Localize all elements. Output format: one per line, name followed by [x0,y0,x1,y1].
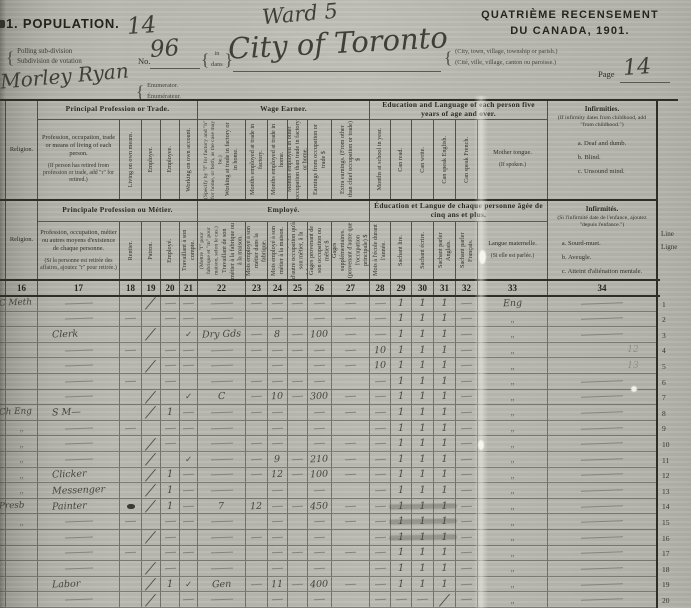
entry-L4-c21 [183,350,194,351]
cell-L10-c16: „ [6,436,38,452]
entry-L14-c20: 1 [167,501,173,512]
entry-L12-c26: 100 [310,469,329,481]
cell-L5-c19: / [142,358,161,374]
cell-L14-c22: 7 [198,499,246,515]
entry-L19-c33: „ [511,579,515,589]
entry-L8-c17: S M— [52,406,81,418]
cell-L19-c17: Labor [38,577,120,593]
cell-L9-c30: 1 [412,421,434,437]
cell-L10-c30: 1 [412,436,434,452]
cell-L8-c22 [198,405,246,421]
entry-L9-c24 [272,428,283,429]
cell-L6-c30: 1 [412,374,434,390]
cell-L1-c34 [548,296,657,312]
entry-L11-c34 [581,459,623,460]
cell-L4-c34: 12 [548,343,657,359]
entry-L6-c23 [251,381,262,382]
cell-L17-c34 [548,546,657,562]
cell-L2-c33: „ [478,312,548,328]
cell-L16-c17 [38,530,120,546]
cell-L5-c31: 1 [434,358,456,374]
col32-header-fr: Sachant parler Français. [456,222,478,280]
cell-L19-c21: ✓ [180,577,198,593]
entry-L11-c32 [461,459,472,460]
cell-L6-c17 [38,374,120,390]
entry-L5-c31: 1 [441,360,447,371]
cell-L16-c21 [180,530,198,546]
entry-L17-c34 [581,552,623,553]
brace-icon: { [201,51,209,68]
cell-L9-c22 [198,421,246,437]
entry-L18-c34 [581,568,623,569]
cell-L12-c20: 1 [161,468,180,484]
entry-L11-c23 [251,459,262,460]
entry-L16-c17 [65,537,93,538]
cell-L1-c32 [456,296,478,312]
entry-L4-c25 [292,350,303,351]
cell-L12-c33: „ [478,468,548,484]
cell-L14-c20: 1 [161,499,180,515]
entry-L17-c24 [272,552,283,553]
entry-L16-c32 [461,537,472,538]
entry-L18-c28 [375,568,386,569]
cell-L14-c26: 450 [308,499,332,515]
cell-L15-c27 [332,514,370,530]
entry-L2-c29: 1 [398,313,404,324]
cell-L17-c26 [308,546,332,562]
cell-L7-c16 [6,390,38,406]
cell-L11-c31: 1 [434,452,456,468]
cell-L11-c23 [246,452,268,468]
group-header-en-2: Education and Language of each person fi… [370,100,548,120]
entry-L6-c29: 1 [398,376,404,387]
entry-L2-c31: 1 [441,313,447,324]
cell-L12-c21 [180,468,198,484]
cell-L6-c28 [370,374,391,390]
cell-L5-c18 [120,358,142,374]
entry-L19-c26: 400 [310,578,329,590]
entry-L13-c21 [183,490,194,491]
cell-L2-c21 [180,312,198,328]
entry-L18-c33: „ [511,563,515,573]
entry-L5-c33: „ [511,361,515,371]
entry-L3-c32 [461,334,472,335]
table-rule [0,199,657,201]
cell-L11-c16: „ [6,452,38,468]
cell-L6-c16 [6,374,38,390]
col17-header-en: Profession, occupation, trade or means o… [38,120,120,200]
entry-L4-c18 [125,350,136,351]
cell-L13-c26 [308,483,332,499]
cell-L8-c25 [288,405,308,421]
col27-header-fr: Gages supplémentaires. (provenant d'autr… [332,222,370,280]
entry-L2-c33: „ [511,314,515,324]
entry-L14-c19: / [146,497,157,515]
entry-L9-c22 [211,428,233,429]
entry-L17-c20 [165,552,176,553]
cell-L4-c29: 1 [391,343,412,359]
cell-L9-c21 [180,421,198,437]
entry-L14-c18 [127,504,135,509]
entry-L2-c34 [581,318,623,319]
cell-L19-c23 [246,577,268,593]
entry-L19-c28 [375,584,386,585]
entry-L2-c27 [345,318,356,319]
cell-L3-c30: 1 [412,327,434,343]
cell-L19-c25 [288,577,308,593]
cell-L4-c33: „ [478,343,548,359]
cell-L3-c34 [548,327,657,343]
col21-header-en: Working on own account. [180,120,198,200]
entry-L3-c23 [251,334,262,335]
cell-L5-c29: 1 [391,358,412,374]
entry-L3-c24: 8 [274,329,280,340]
cell-L12-c26: 100 [308,468,332,484]
cell-L18-c28 [370,561,391,577]
cell-L19-c28 [370,577,391,593]
entry-L14-c26: 450 [310,500,329,512]
entry-L20-c28 [375,599,386,600]
entry-L7-c25 [292,396,303,397]
entry-L2-c30: 1 [419,313,425,324]
cell-L12-c32 [456,468,478,484]
cell-L18-c24 [268,561,288,577]
cell-L15-c22 [198,514,246,530]
cell-L20-c17 [38,592,120,608]
cell-L8-c31: 1 [434,405,456,421]
entry-L4-c27 [345,350,356,351]
entry-L8-c21 [183,412,194,413]
cell-L20-c26 [308,592,332,608]
entry-L12-c28 [375,474,386,475]
entry-L12-c25 [292,474,303,475]
entry-L6-c24 [272,381,283,382]
entry-L15-c32 [461,521,472,522]
cell-L2-c32 [456,312,478,328]
cell-L3-c16 [6,327,38,343]
cell-L7-c31: 1 [434,390,456,406]
cell-L13-c32 [456,483,478,499]
line-number-9: 9 [662,424,666,433]
col26-header-en: Earnings from occupation or trade $ [308,120,332,200]
entry-L13-c22 [211,490,233,491]
cell-L17-c29: 1 [391,546,412,562]
cell-L14-c16: Presb [6,499,38,515]
cell-L16-c24 [268,530,288,546]
entry-L3-c34 [581,334,623,335]
cell-L4-c32 [456,343,478,359]
cell-L15-c24 [268,514,288,530]
entry-L1-c25 [292,303,303,304]
cell-L5-c32 [456,358,478,374]
cell-L15-c34 [548,514,657,530]
entry-L14-c34 [581,506,623,507]
entry-L7-c28 [375,396,386,397]
entry-L1-c22 [211,303,233,304]
entry-L20-c31: / [439,591,450,608]
entry-L11-c25 [292,459,303,460]
entry-L8-c31: 1 [441,407,447,418]
cell-L2-c18 [120,312,142,328]
cell-L1-c29: 1 [391,296,412,312]
cell-L12-c17: Clicker [38,468,120,484]
entry-L7-c23 [251,396,262,397]
cell-L13-c24 [268,483,288,499]
cell-L10-c28 [370,436,391,452]
entry-L6-c20 [165,381,176,382]
cell-L10-c20 [161,436,180,452]
cell-L13-c18 [120,483,142,499]
col22-header-en: Working at trade in factory or in home.(… [198,120,246,200]
cell-L5-c25 [288,358,308,374]
entry-L5-c34: 13 [627,361,638,371]
cell-L6-c34 [548,374,657,390]
entry-L15-c33: „ [511,517,515,527]
entry-L11-c31: 1 [441,454,447,465]
cell-L7-c18 [120,390,142,406]
cell-L2-c26 [308,312,332,328]
entry-L6-c28 [375,381,386,382]
cell-L15-c23 [246,514,268,530]
cell-L20-c22 [198,592,246,608]
entry-L6-c17 [65,381,93,382]
entry-L14-c28 [375,506,386,507]
entry-L5-c20 [165,365,176,366]
cell-L5-c16 [6,358,38,374]
cell-L6-c24 [268,374,288,390]
cell-L19-c24: 11 [268,577,288,593]
entry-L1-c28 [375,303,386,304]
entry-L2-c20 [165,318,176,319]
entry-L6-c33: „ [511,376,515,386]
entry-L16-c19: / [146,528,157,546]
entry-L8-c26 [314,412,325,413]
entry-L16-c34 [581,537,623,538]
scan-speck [478,440,484,450]
cell-L1-c27 [332,296,370,312]
entry-L3-c27 [345,334,356,335]
entry-L4-c33: „ [511,345,515,355]
entry-L19-c30: 1 [419,579,425,590]
cell-L3-c25 [288,327,308,343]
census-title-line2: DU CANADA, 1901. [478,24,662,40]
entry-L20-c19: / [146,591,157,608]
cell-L11-c34 [548,452,657,468]
entry-L8-c27 [345,412,356,413]
group-header-fr-2: Éducation et Langue de chaque personne â… [370,200,548,222]
line-number-16: 16 [662,534,670,543]
entry-L16-c26 [314,537,325,538]
cell-L17-c31: 1 [434,546,456,562]
entry-L7-c31: 1 [441,391,447,402]
cell-L8-c34 [548,405,657,421]
cell-L1-c16: C Meth [6,296,38,312]
cell-L20-c30 [412,592,434,608]
cell-L14-c33: „ [478,499,548,515]
cell-L10-c32 [456,436,478,452]
cell-L12-c24: 12 [268,468,288,484]
entry-L15-c18 [125,521,136,522]
entry-L4-c24 [272,350,283,351]
cell-L3-c31: 1 [434,327,456,343]
subdivision-number-handwritten: 96 [149,35,180,63]
cell-L9-c26 [308,421,332,437]
entry-L19-c34 [581,584,623,585]
line-number-1: 1 [662,300,666,309]
cell-L3-c21: ✓ [180,327,198,343]
entry-L16-c22 [211,537,233,538]
entry-L10-c27 [345,443,356,444]
cell-L6-c27 [332,374,370,390]
entry-L19-c22: Gen [212,578,232,590]
cell-L16-c25 [288,530,308,546]
entry-L2-c26 [314,318,325,319]
cell-L3-c23 [246,327,268,343]
cell-L6-c25 [288,374,308,390]
cell-L12-c29: 1 [391,468,412,484]
cell-L4-c26 [308,343,332,359]
group-header-en-0: Principal Profession or Trade. [38,100,198,120]
cell-L5-c20 [161,358,180,374]
entry-L9-c21 [183,428,194,429]
cell-L12-c22 [198,468,246,484]
cell-L11-c21: ✓ [180,452,198,468]
cell-L17-c25 [288,546,308,562]
entry-L1-c20 [165,303,176,304]
entry-L10-c22 [211,443,233,444]
cell-L15-c17 [38,514,120,530]
cell-L19-c20: 1 [161,577,180,593]
entry-L12-c34 [581,474,623,475]
entry-L12-c32 [461,474,472,475]
entry-L11-c30: 1 [419,454,425,465]
cell-L19-c32 [456,577,478,593]
entry-L13-c32 [461,490,472,491]
entry-L3-c26: 100 [310,329,329,341]
cell-L9-c18 [120,421,142,437]
cell-L17-c18 [120,546,142,562]
cell-L2-c25 [288,312,308,328]
entry-L10-c16: „ [20,439,24,449]
cell-L10-c25 [288,436,308,452]
schedule-title: 1. POPULATION. [6,16,120,31]
entry-L3-c22: Dry Gds [202,328,241,340]
entry-L8-c22 [211,412,233,413]
cell-L18-c34 [548,561,657,577]
entry-L3-c29: 1 [398,329,404,340]
entry-L11-c28 [375,459,386,460]
cell-L11-c20 [161,452,180,468]
entry-L17-c22 [211,552,233,553]
cell-L18-c33: „ [478,561,548,577]
cell-L14-c27 [332,499,370,515]
entry-L2-c28 [375,318,386,319]
cell-L7-c33: „ [478,390,548,406]
entry-L19-c17: Labor [52,578,81,590]
place-hint-en: (City, town, village, township or parish… [455,47,557,58]
table-rule [656,99,658,608]
cell-L6-c29: 1 [391,374,412,390]
entry-L8-c19: / [146,403,157,421]
cell-L16-c22 [198,530,246,546]
entry-L8-c24 [272,412,283,413]
entry-L8-c34 [581,412,623,413]
entry-L7-c33: „ [511,392,515,402]
entry-L6-c22 [211,381,233,382]
entry-L3-c30: 1 [419,329,425,340]
cell-L2-c29: 1 [391,312,412,328]
entry-L15-c17 [65,521,93,522]
entry-L17-c33: „ [511,548,515,558]
cell-L10-c23 [246,436,268,452]
line-column-label: LineLigne [661,228,677,253]
cell-L16-c28 [370,530,391,546]
entry-L5-c30: 1 [419,360,425,371]
entry-L10-c33: „ [511,439,515,449]
cell-L16-c16 [6,530,38,546]
entry-L13-c34 [581,490,623,491]
cell-L2-c16 [6,312,38,328]
cell-L5-c27 [332,358,370,374]
entry-L13-c24 [272,490,283,491]
polling-label-en: Polling sub-division [17,47,82,57]
cell-L9-c32 [456,421,478,437]
cell-L4-c20 [161,343,180,359]
entry-L11-c16: „ [20,454,24,464]
cell-L3-c32 [456,327,478,343]
cell-L4-c25 [288,343,308,359]
census-document-scan: 1. POPULATION. QUATRIÈME RECENSEMENT DU … [0,0,691,608]
entry-L1-c29: 1 [398,298,404,309]
cell-L16-c26 [308,530,332,546]
entry-L11-c21: ✓ [185,454,192,465]
cell-L17-c20 [161,546,180,562]
line-number-5: 5 [662,362,666,371]
cell-L18-c26 [308,561,332,577]
entry-L4-c30: 1 [419,345,425,356]
cell-L1-c30: 1 [412,296,434,312]
entry-L18-c31: 1 [441,563,447,574]
census-title: QUATRIÈME RECENSEMENT DU CANADA, 1901. [478,8,662,40]
cell-L6-c21 [180,374,198,390]
cell-L5-c34: 13 [548,358,657,374]
col16-header-fr: Religion. [6,200,38,280]
cell-L14-c17: Painter [38,499,120,515]
entry-L12-c23 [251,474,262,475]
entry-L14-c16: Presb [0,501,25,512]
cell-L3-c19: / [142,327,161,343]
col33-header-en: Mother tongue.(If spoken.) [478,120,548,200]
entry-L12-c22 [211,474,233,475]
entry-L9-c31: 1 [441,423,447,434]
cell-L14-c24 [268,499,288,515]
entry-L19-c27 [345,584,356,585]
cell-L8-c16: Ch Eng [6,405,38,421]
cell-L9-c31: 1 [434,421,456,437]
cell-L17-c27 [332,546,370,562]
cell-L5-c23 [246,358,268,374]
entry-L1-c24 [272,303,283,304]
entry-L4-c34: 12 [627,345,638,355]
scan-speck [479,250,486,264]
cell-L5-c24 [268,358,288,374]
scan-speck [631,386,637,392]
cell-L20-c20 [161,592,180,608]
entry-L19-c23 [251,584,262,585]
entry-L1-c33: Eng [503,297,523,309]
cell-L7-c17 [38,390,120,406]
entry-L11-c22 [211,459,233,460]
________
WHAT YOU ARE ASKED TO DO:
Copy the items above from the line with "entry-L4-c21 [183,350,194,351]" up to and including the line with "entry-L5-c33: „ [511,361,515,371]", keeping every character the same.

FINISHED ANSWER:
entry-L4-c21 [183,350,194,351]
cell-L10-c16: „ [6,436,38,452]
entry-L14-c20: 1 [167,501,173,512]
entry-L12-c26: 100 [310,469,329,481]
cell-L5-c19: / [142,358,161,374]
cell-L14-c22: 7 [198,499,246,515]
entry-L19-c33: „ [511,579,515,589]
entry-L8-c17: S M— [52,406,81,418]
cell-L19-c17: Labor [38,577,120,593]
cell-L9-c30: 1 [412,421,434,437]
cell-L10-c30: 1 [412,436,434,452]
cell-L8-c22 [198,405,246,421]
entry-L9-c24 [272,428,283,429]
cell-L6-c30: 1 [412,374,434,390]
cell-L1-c34 [548,296,657,312]
entry-L11-c34 [581,459,623,460]
cell-L4-c34: 12 [548,343,657,359]
entry-L6-c23 [251,381,262,382]
cell-L17-c34 [548,546,657,562]
cell-L2-c33: „ [478,312,548,328]
cell-L16-c17 [38,530,120,546]
cell-L5-c31: 1 [434,358,456,374]
col32-header-fr: Sachant parler Français. [456,222,478,280]
cell-L19-c21: ✓ [180,577,198,593]
entry-L11-c32 [461,459,472,460]
cell-L6-c17 [38,374,120,390]
entry-L5-c31: 1 [441,360,447,371]
cell-L16-c21 [180,530,198,546]
entry-L17-c34 [581,552,623,553]
brace-icon: { [201,51,209,68]
cell-L9-c22 [198,421,246,437]
entry-L18-c34 [581,568,623,569]
cell-L12-c20: 1 [161,468,180,484]
entry-L11-c23 [251,459,262,460]
entry-L16-c17 [65,537,93,538]
cell-L1-c32 [456,296,478,312]
entry-L4-c25 [292,350,303,351]
cell-L12-c33: „ [478,468,548,484]
cell-L14-c20: 1 [161,499,180,515]
entry-L17-c24 [272,552,283,553]
entry-L16-c32 [461,537,472,538]
entry-L18-c28 [375,568,386,569]
cell-L14-c26: 450 [308,499,332,515]
cell-L15-c27 [332,514,370,530]
entry-L2-c29: 1 [398,313,404,324]
cell-L17-c26 [308,546,332,562]
cell-L7-c16 [6,390,38,406]
cell-L11-c31: 1 [434,452,456,468]
cell-L11-c23 [246,452,268,468]
group-header-en-2: Education and Language of each person fi… [370,100,548,120]
entry-L6-c29: 1 [398,376,404,387]
entry-L2-c31: 1 [441,313,447,324]
cell-L12-c21 [180,468,198,484]
cell-L6-c28 [370,374,391,390]
cell-L5-c18 [120,358,142,374]
entry-L19-c26: 400 [310,578,329,590]
entry-L13-c21 [183,490,194,491]
cell-L2-c21 [180,312,198,328]
entry-L18-c33: „ [511,563,515,573]
entry-L5-c33: „ [511,361,515,371]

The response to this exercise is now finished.